(Dataset rows about figures)
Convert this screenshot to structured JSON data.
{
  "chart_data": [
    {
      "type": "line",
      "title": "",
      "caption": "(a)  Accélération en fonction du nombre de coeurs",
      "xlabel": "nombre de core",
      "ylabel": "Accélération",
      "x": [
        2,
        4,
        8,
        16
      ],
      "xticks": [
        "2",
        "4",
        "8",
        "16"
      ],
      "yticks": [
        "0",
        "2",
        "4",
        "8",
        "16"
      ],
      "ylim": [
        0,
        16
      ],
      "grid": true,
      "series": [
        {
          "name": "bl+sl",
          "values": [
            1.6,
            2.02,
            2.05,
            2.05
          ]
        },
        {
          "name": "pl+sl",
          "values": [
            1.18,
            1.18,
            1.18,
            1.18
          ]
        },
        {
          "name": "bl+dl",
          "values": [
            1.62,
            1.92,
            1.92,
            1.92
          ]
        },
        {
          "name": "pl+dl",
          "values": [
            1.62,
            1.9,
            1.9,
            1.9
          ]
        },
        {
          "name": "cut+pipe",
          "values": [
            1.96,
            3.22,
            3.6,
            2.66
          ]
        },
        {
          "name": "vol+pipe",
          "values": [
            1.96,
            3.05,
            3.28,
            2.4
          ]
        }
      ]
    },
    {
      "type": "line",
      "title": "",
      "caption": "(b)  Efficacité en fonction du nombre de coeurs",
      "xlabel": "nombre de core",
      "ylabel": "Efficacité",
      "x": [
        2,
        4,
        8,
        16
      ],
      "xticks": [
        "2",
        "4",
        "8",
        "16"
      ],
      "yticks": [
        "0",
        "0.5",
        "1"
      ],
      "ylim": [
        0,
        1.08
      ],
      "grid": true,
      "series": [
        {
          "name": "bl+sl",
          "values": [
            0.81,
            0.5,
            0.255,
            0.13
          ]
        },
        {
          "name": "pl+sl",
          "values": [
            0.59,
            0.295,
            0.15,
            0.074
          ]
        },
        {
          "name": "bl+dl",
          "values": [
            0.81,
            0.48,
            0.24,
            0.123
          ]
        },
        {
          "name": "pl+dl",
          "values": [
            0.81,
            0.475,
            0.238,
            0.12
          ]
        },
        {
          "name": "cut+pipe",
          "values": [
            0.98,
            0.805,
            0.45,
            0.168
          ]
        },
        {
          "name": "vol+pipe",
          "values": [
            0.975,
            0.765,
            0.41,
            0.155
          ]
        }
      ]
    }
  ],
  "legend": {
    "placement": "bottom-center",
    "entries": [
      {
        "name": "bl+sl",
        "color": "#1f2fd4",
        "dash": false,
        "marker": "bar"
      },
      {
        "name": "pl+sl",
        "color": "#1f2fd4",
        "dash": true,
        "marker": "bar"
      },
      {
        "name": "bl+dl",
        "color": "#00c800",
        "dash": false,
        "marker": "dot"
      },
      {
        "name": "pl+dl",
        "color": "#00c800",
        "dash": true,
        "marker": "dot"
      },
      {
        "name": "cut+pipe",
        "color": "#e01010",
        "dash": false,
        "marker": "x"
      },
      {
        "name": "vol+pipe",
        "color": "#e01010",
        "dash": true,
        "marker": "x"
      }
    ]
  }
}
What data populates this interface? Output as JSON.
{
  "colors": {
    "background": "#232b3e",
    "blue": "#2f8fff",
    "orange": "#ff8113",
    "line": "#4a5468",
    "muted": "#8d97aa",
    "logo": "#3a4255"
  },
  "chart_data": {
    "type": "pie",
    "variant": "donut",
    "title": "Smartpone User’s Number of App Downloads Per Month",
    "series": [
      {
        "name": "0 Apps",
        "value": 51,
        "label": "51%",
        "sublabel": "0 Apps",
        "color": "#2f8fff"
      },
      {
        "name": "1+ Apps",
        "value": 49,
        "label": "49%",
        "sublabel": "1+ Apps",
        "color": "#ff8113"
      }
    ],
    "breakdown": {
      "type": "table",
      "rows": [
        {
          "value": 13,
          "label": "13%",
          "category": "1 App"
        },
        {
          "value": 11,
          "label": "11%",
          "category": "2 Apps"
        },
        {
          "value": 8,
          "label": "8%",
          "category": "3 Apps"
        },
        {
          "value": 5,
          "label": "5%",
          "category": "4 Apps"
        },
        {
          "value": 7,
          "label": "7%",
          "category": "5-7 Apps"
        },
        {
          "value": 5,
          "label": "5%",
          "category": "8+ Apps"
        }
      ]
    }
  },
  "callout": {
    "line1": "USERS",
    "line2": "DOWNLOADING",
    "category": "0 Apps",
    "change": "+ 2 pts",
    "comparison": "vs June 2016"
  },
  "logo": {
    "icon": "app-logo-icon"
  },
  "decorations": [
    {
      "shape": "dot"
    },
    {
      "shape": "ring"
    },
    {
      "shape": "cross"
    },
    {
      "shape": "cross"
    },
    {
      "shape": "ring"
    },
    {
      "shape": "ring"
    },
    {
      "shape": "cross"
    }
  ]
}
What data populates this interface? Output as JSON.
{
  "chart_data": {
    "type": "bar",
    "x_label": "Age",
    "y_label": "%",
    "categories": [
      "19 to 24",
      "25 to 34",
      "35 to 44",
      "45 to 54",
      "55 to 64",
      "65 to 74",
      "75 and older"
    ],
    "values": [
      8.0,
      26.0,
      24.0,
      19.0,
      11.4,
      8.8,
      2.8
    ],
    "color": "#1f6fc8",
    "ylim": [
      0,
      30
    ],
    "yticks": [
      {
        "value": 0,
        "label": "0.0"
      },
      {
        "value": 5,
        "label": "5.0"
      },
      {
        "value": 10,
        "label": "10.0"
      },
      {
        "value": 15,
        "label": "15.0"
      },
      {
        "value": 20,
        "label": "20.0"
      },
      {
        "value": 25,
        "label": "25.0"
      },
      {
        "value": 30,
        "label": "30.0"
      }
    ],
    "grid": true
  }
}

Exercise requirements
Using the material above, print every entry exactly as written.

Response
Convert this screenshot to structured JSON data.
{
  "chart_data": [
    {
      "type": "line",
      "title": "",
      "caption": "(a)  Accélération en fonction du nombre de coeurs",
      "xlabel": "nombre de core",
      "ylabel": "Accélération",
      "x": [
        2,
        4,
        8,
        16
      ],
      "xticks": [
        "2",
        "4",
        "8",
        "16"
      ],
      "yticks": [
        "0",
        "2",
        "4",
        "8",
        "16"
      ],
      "ylim": [
        0,
        16
      ],
      "grid": true,
      "series": [
        {
          "name": "bl+sl",
          "values": [
            1.6,
            2.02,
            2.05,
            2.05
          ]
        },
        {
          "name": "pl+sl",
          "values": [
            1.18,
            1.18,
            1.18,
            1.18
          ]
        },
        {
          "name": "bl+dl",
          "values": [
            1.62,
            1.92,
            1.92,
            1.92
          ]
        },
        {
          "name": "pl+dl",
          "values": [
            1.62,
            1.9,
            1.9,
            1.9
          ]
        },
        {
          "name": "cut+pipe",
          "values": [
            1.96,
            3.22,
            3.6,
            2.66
          ]
        },
        {
          "name": "vol+pipe",
          "values": [
            1.96,
            3.05,
            3.28,
            2.4
          ]
        }
      ]
    },
    {
      "type": "line",
      "title": "",
      "caption": "(b)  Efficacité en fonction du nombre de coeurs",
      "xlabel": "nombre de core",
      "ylabel": "Efficacité",
      "x": [
        2,
        4,
        8,
        16
      ],
      "xticks": [
        "2",
        "4",
        "8",
        "16"
      ],
      "yticks": [
        "0",
        "0.5",
        "1"
      ],
      "ylim": [
        0,
        1.08
      ],
      "grid": true,
      "series": [
        {
          "name": "bl+sl",
          "values": [
            0.81,
            0.5,
            0.255,
            0.13
          ]
        },
        {
          "name": "pl+sl",
          "values": [
            0.59,
            0.295,
            0.15,
            0.074
          ]
        },
        {
          "name": "bl+dl",
          "values": [
            0.81,
            0.48,
            0.24,
            0.123
          ]
        },
        {
          "name": "pl+dl",
          "values": [
            0.81,
            0.475,
            0.238,
            0.12
          ]
        },
        {
          "name": "cut+pipe",
          "values": [
            0.98,
            0.805,
            0.45,
            0.168
          ]
        },
        {
          "name": "vol+pipe",
          "values": [
            0.975,
            0.765,
            0.41,
            0.155
          ]
        }
      ]
    }
  ],
  "legend": {
    "placement": "bottom-center",
    "entries": [
      {
        "name": "bl+sl",
        "color": "#1f2fd4",
        "dash": false,
        "marker": "bar"
      },
      {
        "name": "pl+sl",
        "color": "#1f2fd4",
        "dash": true,
        "marker": "bar"
      },
      {
        "name": "bl+dl",
        "color": "#00c800",
        "dash": false,
        "marker": "dot"
      },
      {
        "name": "pl+dl",
        "color": "#00c800",
        "dash": true,
        "marker": "dot"
      },
      {
        "name": "cut+pipe",
        "color": "#e01010",
        "dash": false,
        "marker": "x"
      },
      {
        "name": "vol+pipe",
        "color": "#e01010",
        "dash": true,
        "marker": "x"
      }
    ]
  }
}
What data populates this interface? Output as JSON.
{
  "colors": {
    "background": "#232b3e",
    "blue": "#2f8fff",
    "orange": "#ff8113",
    "line": "#4a5468",
    "muted": "#8d97aa",
    "logo": "#3a4255"
  },
  "chart_data": {
    "type": "pie",
    "variant": "donut",
    "title": "Smartpone User’s Number of App Downloads Per Month",
    "series": [
      {
        "name": "0 Apps",
        "value": 51,
        "label": "51%",
        "sublabel": "0 Apps",
        "color": "#2f8fff"
      },
      {
        "name": "1+ Apps",
        "value": 49,
        "label": "49%",
        "sublabel": "1+ Apps",
        "color": "#ff8113"
      }
    ],
    "breakdown": {
      "type": "table",
      "rows": [
        {
          "value": 13,
          "label": "13%",
          "category": "1 App"
        },
        {
          "value": 11,
          "label": "11%",
          "category": "2 Apps"
        },
        {
          "value": 8,
          "label": "8%",
          "category": "3 Apps"
        },
        {
          "value": 5,
          "label": "5%",
          "category": "4 Apps"
        },
        {
          "value": 7,
          "label": "7%",
          "category": "5-7 Apps"
        },
        {
          "value": 5,
          "label": "5%",
          "category": "8+ Apps"
        }
      ]
    }
  },
  "callout": {
    "line1": "USERS",
    "line2": "DOWNLOADING",
    "category": "0 Apps",
    "change": "+ 2 pts",
    "comparison": "vs June 2016"
  },
  "logo": {
    "icon": "app-logo-icon"
  },
  "decorations": [
    {
      "shape": "dot"
    },
    {
      "shape": "ring"
    },
    {
      "shape": "cross"
    },
    {
      "shape": "cross"
    },
    {
      "shape": "ring"
    },
    {
      "shape": "ring"
    },
    {
      "shape": "cross"
    }
  ]
}
What data populates this interface? Output as JSON.
{
  "chart_data": {
    "type": "bar",
    "x_label": "Age",
    "y_label": "%",
    "categories": [
      "19 to 24",
      "25 to 34",
      "35 to 44",
      "45 to 54",
      "55 to 64",
      "65 to 74",
      "75 and older"
    ],
    "values": [
      8.0,
      26.0,
      24.0,
      19.0,
      11.4,
      8.8,
      2.8
    ],
    "color": "#1f6fc8",
    "ylim": [
      0,
      30
    ],
    "yticks": [
      {
        "value": 0,
        "label": "0.0"
      },
      {
        "value": 5,
        "label": "5.0"
      },
      {
        "value": 10,
        "label": "10.0"
      },
      {
        "value": 15,
        "label": "15.0"
      },
      {
        "value": 20,
        "label": "20.0"
      },
      {
        "value": 25,
        "label": "25.0"
      },
      {
        "value": 30,
        "label": "30.0"
      }
    ],
    "grid": true
  }
}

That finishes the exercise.